TASK BRIEF –
Gather all lines from the material that contain the word "address".

EXCERPTED RECORDS –
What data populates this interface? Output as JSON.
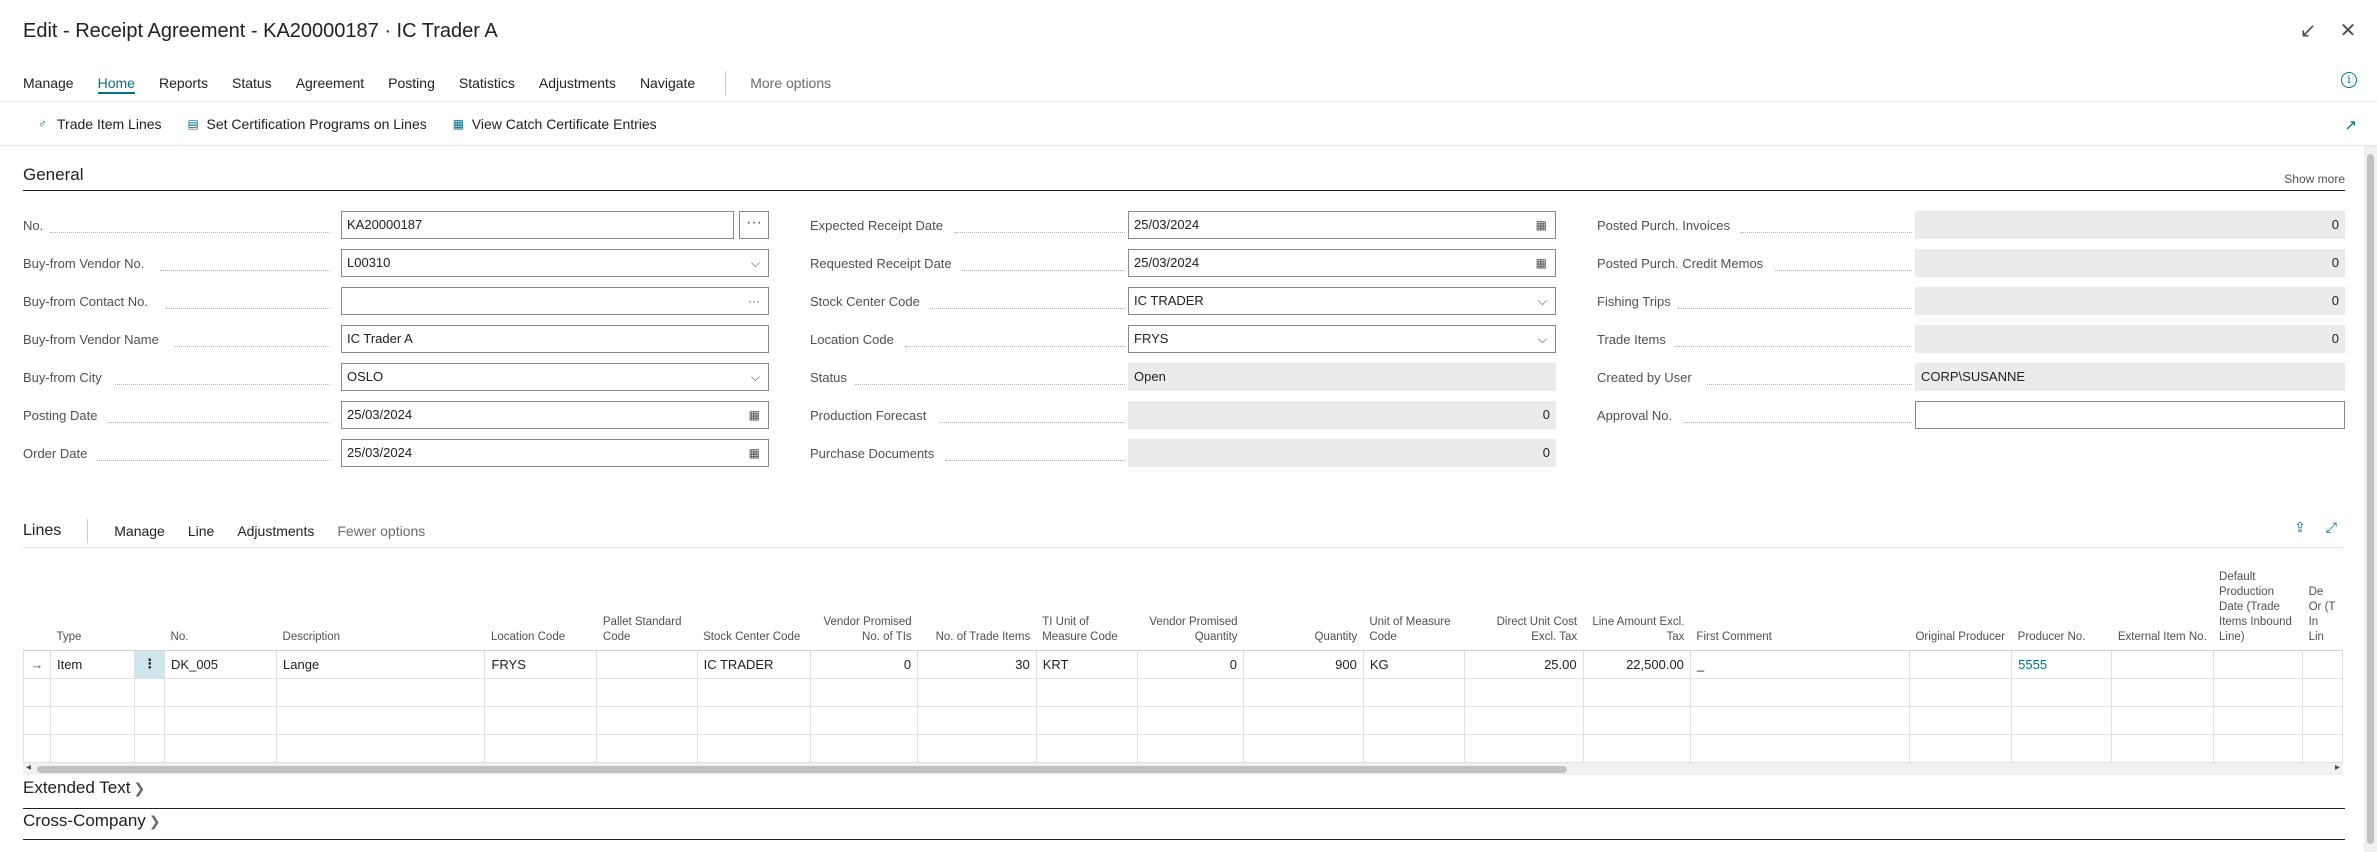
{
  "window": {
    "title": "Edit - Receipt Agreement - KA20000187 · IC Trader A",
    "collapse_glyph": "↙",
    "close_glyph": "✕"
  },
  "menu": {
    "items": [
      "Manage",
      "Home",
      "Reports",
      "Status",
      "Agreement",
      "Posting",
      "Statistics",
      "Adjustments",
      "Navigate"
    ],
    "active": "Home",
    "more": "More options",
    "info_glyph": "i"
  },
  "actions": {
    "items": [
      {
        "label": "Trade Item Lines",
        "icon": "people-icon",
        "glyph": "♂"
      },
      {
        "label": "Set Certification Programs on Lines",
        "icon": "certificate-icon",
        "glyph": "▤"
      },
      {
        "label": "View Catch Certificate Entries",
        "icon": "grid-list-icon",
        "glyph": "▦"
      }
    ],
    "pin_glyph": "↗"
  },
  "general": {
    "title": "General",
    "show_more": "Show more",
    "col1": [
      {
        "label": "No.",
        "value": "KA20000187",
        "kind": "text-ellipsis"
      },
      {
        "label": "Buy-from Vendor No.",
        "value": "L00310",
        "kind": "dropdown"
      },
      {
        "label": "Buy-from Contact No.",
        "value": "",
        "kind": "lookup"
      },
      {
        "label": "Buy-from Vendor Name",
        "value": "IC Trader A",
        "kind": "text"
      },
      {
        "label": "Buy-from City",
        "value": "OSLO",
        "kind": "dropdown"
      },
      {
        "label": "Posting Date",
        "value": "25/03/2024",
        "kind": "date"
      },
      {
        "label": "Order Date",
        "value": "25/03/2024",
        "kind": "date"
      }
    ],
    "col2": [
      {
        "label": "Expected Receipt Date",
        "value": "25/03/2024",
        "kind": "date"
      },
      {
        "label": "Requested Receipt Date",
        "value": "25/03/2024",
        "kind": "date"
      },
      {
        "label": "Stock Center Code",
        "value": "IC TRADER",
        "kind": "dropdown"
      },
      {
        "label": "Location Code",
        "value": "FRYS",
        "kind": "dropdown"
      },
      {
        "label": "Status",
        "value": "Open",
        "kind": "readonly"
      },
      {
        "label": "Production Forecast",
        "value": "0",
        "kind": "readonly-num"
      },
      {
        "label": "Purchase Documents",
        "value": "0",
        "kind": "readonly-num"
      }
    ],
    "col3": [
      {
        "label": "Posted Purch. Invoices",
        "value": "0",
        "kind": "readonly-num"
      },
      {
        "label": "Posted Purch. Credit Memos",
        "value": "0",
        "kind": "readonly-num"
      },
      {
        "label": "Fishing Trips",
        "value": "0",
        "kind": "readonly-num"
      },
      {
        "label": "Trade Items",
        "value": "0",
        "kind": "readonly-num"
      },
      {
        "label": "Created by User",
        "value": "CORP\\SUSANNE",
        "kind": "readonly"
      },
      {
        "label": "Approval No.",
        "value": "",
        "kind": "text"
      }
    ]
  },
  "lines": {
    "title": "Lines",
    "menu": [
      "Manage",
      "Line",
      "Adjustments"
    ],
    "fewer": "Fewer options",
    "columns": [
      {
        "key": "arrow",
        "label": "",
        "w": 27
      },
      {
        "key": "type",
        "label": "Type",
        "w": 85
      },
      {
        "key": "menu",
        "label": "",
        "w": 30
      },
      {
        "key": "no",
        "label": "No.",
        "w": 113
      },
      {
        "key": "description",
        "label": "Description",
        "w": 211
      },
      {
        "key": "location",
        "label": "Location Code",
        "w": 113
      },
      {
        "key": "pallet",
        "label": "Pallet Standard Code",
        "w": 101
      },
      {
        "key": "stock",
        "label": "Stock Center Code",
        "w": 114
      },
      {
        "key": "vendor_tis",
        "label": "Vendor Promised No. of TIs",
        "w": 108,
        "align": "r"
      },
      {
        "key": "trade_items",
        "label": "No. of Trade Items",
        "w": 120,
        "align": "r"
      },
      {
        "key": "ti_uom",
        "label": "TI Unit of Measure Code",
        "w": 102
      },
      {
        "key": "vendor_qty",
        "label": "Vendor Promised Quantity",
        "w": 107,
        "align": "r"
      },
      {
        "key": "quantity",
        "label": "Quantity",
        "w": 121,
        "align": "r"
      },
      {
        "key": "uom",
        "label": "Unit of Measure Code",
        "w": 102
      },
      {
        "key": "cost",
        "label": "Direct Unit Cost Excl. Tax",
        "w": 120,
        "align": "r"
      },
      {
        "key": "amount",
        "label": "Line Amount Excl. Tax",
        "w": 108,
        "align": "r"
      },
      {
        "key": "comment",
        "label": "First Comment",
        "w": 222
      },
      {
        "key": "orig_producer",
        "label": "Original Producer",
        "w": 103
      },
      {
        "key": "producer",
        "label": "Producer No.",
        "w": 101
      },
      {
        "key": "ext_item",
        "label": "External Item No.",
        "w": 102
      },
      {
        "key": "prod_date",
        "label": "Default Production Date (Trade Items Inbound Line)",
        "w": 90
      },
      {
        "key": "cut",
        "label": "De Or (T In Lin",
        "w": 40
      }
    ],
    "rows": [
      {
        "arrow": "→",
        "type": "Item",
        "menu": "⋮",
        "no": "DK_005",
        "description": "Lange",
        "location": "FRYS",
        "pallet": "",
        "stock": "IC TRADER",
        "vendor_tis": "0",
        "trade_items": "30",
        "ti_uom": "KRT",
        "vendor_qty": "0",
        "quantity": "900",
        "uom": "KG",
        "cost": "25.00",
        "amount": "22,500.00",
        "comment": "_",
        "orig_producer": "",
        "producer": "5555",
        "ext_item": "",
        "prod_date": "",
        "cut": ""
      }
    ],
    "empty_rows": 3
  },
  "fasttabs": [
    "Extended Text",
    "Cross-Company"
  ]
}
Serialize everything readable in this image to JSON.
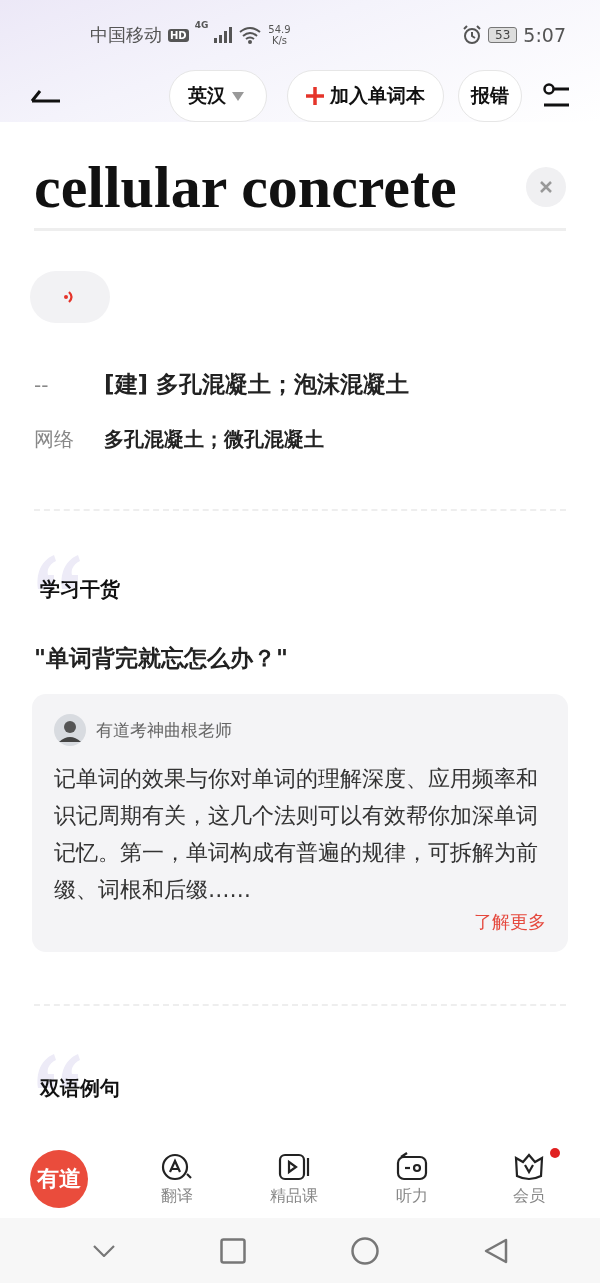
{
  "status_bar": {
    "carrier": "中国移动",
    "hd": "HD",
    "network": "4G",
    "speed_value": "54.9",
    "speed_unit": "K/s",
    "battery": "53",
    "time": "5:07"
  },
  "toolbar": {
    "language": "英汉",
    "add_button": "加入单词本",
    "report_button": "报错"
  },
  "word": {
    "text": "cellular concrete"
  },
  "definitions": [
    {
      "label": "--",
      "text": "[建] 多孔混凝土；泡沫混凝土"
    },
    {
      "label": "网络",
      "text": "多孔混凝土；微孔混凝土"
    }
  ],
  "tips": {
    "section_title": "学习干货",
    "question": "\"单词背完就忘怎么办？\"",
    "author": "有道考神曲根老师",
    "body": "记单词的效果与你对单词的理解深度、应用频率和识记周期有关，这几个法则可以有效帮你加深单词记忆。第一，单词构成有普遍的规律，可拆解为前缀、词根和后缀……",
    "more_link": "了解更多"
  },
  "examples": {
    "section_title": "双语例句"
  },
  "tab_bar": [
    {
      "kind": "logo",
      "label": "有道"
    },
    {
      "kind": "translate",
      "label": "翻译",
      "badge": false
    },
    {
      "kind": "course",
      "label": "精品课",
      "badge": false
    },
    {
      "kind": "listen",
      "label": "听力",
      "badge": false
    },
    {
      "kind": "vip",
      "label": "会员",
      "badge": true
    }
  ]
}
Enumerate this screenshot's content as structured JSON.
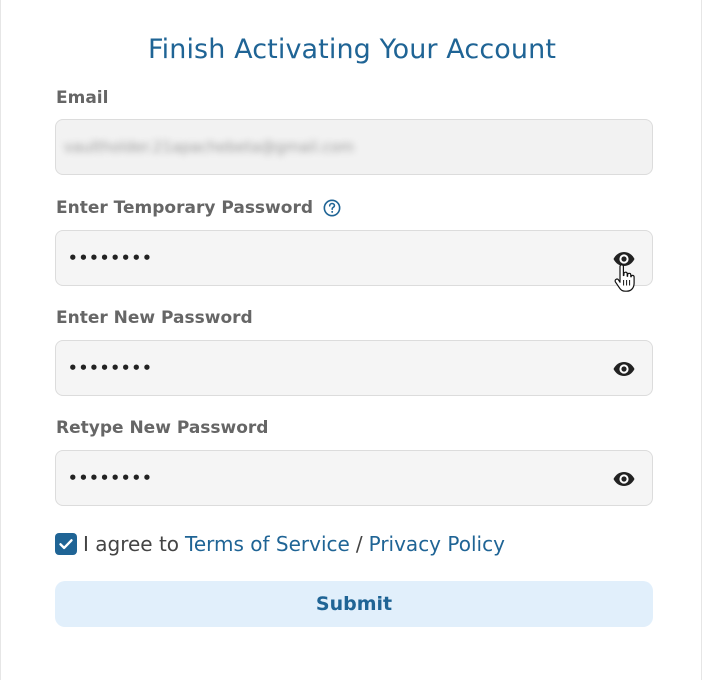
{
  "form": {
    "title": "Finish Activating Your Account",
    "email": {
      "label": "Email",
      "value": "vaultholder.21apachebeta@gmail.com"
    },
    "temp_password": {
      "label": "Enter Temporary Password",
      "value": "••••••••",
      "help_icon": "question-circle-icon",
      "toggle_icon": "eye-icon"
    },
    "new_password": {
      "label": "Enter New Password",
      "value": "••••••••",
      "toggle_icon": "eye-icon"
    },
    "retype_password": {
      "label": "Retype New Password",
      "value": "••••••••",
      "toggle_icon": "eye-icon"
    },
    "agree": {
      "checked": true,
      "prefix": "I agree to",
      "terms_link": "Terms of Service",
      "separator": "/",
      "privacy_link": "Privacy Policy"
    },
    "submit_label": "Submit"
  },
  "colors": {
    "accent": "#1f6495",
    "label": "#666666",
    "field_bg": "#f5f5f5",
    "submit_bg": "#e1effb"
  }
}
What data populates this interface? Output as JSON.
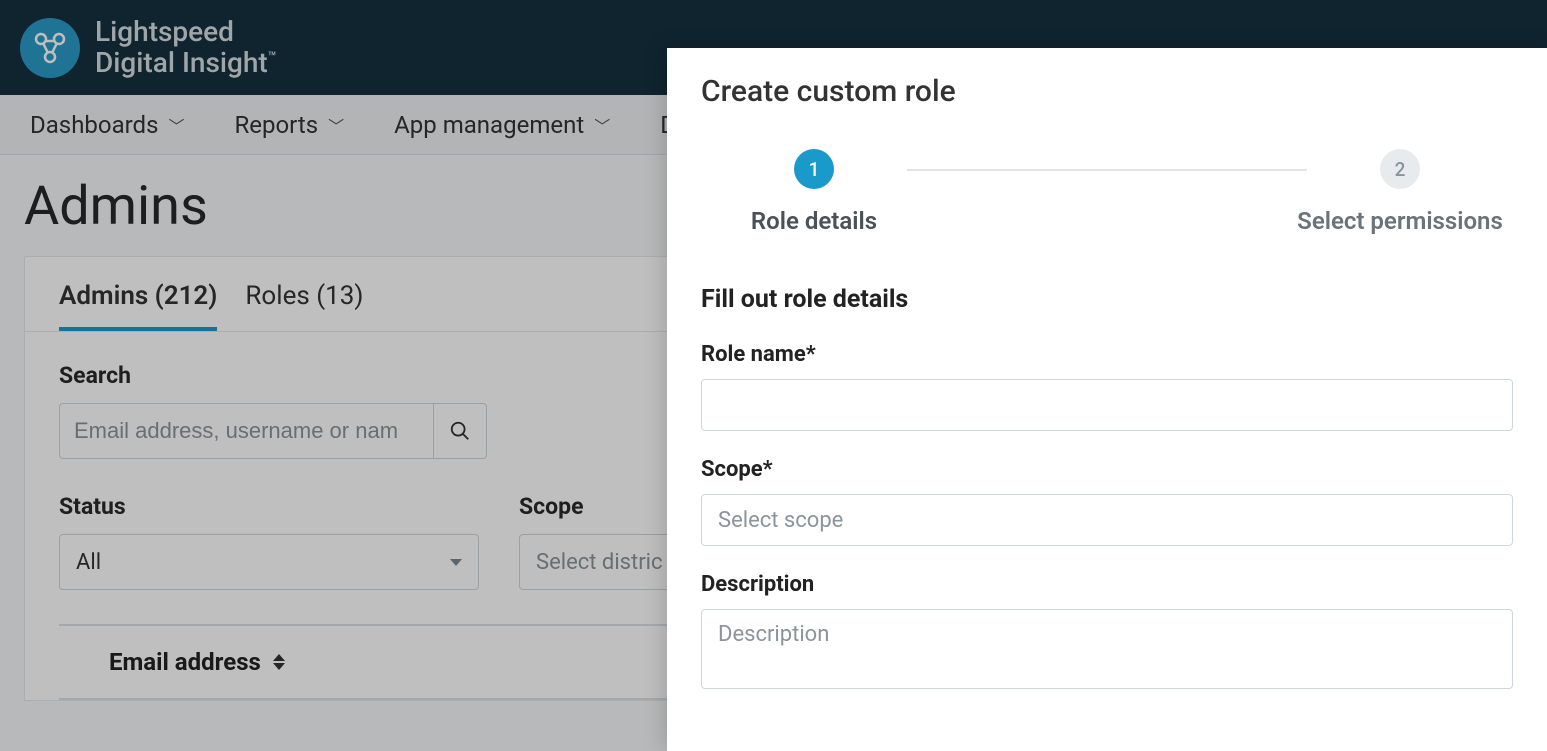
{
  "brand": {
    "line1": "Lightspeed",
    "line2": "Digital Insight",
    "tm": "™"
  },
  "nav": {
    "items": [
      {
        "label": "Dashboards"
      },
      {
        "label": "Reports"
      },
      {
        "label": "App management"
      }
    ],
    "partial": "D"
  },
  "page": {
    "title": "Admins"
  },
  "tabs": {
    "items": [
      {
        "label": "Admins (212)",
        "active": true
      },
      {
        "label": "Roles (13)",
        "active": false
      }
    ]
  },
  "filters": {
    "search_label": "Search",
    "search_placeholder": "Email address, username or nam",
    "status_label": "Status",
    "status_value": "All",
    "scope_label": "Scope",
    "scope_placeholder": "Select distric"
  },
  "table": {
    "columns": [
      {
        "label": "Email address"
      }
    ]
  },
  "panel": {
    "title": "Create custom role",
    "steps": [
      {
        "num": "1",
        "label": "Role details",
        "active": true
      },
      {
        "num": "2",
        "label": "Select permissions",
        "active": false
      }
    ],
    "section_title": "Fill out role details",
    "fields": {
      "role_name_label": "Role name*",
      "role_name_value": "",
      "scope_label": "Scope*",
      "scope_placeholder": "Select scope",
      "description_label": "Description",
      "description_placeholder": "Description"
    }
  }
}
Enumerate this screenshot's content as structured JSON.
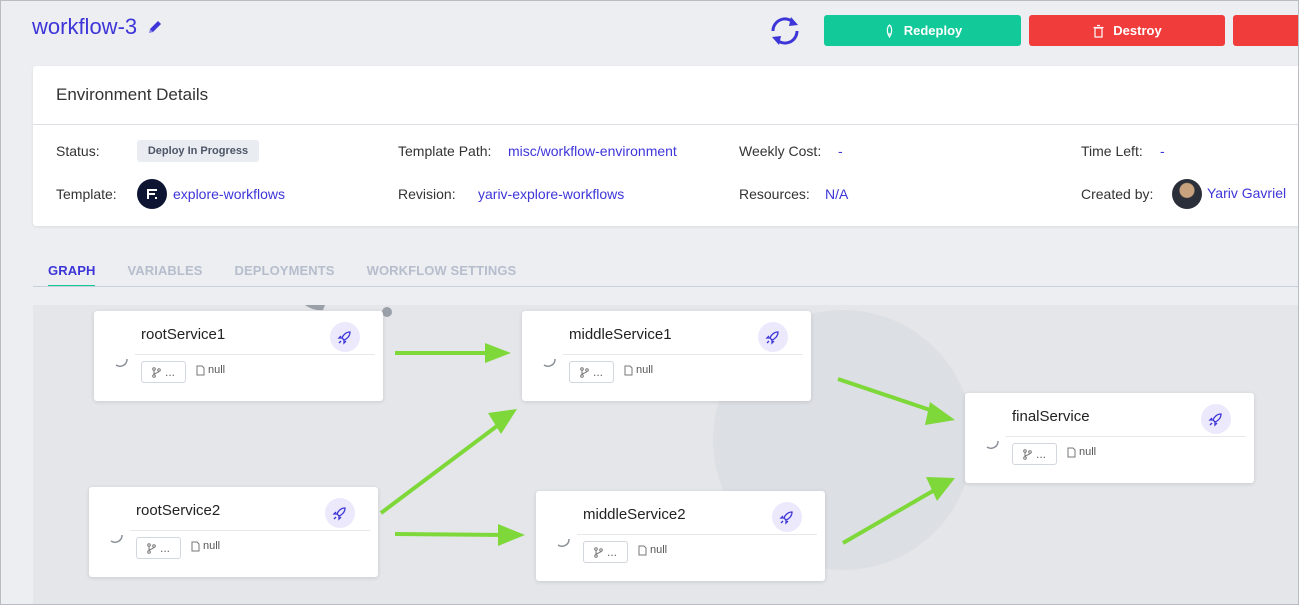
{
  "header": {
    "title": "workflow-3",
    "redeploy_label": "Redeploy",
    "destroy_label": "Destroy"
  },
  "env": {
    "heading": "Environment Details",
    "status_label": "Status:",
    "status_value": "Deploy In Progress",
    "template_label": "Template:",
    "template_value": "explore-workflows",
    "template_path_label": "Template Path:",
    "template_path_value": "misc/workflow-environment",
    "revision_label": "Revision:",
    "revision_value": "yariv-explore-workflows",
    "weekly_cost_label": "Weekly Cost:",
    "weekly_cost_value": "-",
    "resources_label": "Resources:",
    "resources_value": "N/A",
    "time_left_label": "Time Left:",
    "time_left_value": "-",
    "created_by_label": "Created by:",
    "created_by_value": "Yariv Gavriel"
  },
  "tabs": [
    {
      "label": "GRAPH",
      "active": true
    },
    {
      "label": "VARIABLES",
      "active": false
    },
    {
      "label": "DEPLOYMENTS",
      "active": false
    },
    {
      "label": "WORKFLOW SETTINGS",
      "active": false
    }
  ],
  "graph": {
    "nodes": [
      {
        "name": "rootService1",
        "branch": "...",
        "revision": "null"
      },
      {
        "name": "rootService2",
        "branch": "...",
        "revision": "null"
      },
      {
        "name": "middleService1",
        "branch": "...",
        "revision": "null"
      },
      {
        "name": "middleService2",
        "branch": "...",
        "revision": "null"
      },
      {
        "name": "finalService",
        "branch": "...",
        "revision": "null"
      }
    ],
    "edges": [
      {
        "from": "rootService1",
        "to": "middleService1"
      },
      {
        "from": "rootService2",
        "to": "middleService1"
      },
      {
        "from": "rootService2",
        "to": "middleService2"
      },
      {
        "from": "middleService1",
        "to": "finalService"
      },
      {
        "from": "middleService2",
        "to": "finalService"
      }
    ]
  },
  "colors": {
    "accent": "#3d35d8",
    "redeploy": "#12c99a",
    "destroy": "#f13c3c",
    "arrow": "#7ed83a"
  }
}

SOLUTION FOR THIS TASK –
    "search_placeholder": "Email address, username or nam",
        "label": "Email address"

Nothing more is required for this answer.